## [Task to complete]
In the listing that follows, how many lines contain "this"? Give the number only.

-- begin --

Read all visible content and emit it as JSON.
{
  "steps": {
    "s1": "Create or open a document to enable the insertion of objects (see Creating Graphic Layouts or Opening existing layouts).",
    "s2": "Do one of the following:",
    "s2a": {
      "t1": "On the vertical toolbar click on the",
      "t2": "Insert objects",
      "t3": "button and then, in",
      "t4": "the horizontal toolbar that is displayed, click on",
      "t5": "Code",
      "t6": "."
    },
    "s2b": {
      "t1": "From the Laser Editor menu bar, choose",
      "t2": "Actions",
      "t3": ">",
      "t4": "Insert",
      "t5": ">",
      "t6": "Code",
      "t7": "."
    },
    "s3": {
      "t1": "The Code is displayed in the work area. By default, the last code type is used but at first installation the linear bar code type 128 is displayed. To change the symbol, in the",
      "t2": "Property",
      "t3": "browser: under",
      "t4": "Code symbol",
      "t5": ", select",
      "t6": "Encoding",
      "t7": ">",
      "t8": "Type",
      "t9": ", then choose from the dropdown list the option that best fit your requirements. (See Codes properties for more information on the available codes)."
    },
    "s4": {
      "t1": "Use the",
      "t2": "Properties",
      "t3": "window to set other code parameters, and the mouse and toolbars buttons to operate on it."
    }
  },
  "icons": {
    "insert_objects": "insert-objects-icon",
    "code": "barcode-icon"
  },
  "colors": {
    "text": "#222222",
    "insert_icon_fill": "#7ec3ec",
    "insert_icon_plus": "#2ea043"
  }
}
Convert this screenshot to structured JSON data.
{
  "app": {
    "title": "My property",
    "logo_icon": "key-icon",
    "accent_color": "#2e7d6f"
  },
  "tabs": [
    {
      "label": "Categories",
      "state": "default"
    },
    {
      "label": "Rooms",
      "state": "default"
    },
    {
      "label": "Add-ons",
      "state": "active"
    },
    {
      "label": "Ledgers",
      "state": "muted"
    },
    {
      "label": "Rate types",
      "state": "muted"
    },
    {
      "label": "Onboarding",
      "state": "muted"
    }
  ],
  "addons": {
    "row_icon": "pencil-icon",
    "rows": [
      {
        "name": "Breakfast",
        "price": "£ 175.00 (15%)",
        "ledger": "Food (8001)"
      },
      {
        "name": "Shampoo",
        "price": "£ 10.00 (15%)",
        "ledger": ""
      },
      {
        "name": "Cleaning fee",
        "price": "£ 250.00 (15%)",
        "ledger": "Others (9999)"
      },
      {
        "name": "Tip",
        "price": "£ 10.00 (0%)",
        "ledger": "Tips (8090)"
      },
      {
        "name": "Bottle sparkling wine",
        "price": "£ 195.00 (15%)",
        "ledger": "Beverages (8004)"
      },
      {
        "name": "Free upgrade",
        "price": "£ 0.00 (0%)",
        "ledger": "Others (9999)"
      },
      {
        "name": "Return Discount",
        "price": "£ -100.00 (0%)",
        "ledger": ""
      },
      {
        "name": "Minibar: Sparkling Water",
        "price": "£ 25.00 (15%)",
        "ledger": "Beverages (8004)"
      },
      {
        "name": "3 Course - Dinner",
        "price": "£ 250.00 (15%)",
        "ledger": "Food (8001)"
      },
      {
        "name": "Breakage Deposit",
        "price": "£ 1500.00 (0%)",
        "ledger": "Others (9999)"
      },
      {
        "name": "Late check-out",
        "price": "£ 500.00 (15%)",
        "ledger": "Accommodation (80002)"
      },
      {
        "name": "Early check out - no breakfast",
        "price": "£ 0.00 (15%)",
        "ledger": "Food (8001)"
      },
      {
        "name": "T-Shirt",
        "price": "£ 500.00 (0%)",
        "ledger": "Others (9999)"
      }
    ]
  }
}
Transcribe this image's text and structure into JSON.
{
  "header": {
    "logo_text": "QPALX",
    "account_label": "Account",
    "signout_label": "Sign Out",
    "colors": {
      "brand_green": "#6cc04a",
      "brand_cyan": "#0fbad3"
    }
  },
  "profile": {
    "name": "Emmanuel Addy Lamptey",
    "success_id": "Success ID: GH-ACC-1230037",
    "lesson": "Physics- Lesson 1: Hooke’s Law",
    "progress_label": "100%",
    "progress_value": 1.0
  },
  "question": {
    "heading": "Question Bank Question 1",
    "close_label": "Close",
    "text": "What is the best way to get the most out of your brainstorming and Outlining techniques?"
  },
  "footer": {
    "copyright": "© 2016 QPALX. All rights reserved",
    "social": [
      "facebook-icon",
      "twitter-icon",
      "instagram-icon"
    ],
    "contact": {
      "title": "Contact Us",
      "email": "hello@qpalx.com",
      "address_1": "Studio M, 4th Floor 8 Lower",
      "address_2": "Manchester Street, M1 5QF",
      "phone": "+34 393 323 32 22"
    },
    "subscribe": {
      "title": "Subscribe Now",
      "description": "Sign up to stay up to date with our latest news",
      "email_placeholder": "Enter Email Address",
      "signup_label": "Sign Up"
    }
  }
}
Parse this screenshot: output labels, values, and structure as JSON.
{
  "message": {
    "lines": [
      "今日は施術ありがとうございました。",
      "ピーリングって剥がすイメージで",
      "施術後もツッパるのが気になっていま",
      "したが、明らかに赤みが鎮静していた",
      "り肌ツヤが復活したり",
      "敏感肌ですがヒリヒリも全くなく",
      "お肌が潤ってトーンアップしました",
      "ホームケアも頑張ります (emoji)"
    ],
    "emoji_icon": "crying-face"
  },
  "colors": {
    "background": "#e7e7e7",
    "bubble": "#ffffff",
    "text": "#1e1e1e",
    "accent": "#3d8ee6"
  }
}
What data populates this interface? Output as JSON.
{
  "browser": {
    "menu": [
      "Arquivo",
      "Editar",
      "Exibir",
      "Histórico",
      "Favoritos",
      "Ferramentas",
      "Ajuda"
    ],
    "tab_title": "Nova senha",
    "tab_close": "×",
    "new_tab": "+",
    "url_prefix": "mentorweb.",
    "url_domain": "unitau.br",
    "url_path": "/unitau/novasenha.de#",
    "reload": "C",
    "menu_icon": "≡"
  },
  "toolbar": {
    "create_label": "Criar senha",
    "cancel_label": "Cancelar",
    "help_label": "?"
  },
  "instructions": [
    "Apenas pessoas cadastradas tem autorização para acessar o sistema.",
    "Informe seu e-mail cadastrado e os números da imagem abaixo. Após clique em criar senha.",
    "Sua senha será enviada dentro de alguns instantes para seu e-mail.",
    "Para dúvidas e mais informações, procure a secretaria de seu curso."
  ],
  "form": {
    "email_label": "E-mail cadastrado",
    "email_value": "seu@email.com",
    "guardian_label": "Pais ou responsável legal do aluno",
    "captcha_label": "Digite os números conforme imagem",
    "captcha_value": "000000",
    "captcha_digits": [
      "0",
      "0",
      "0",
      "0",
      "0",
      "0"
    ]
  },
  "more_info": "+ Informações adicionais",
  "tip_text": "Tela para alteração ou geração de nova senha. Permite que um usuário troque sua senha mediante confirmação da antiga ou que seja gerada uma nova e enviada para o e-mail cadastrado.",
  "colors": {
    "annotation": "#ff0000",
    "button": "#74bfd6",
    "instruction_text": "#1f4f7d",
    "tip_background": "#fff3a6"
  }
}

-- end --

## [The solution]
4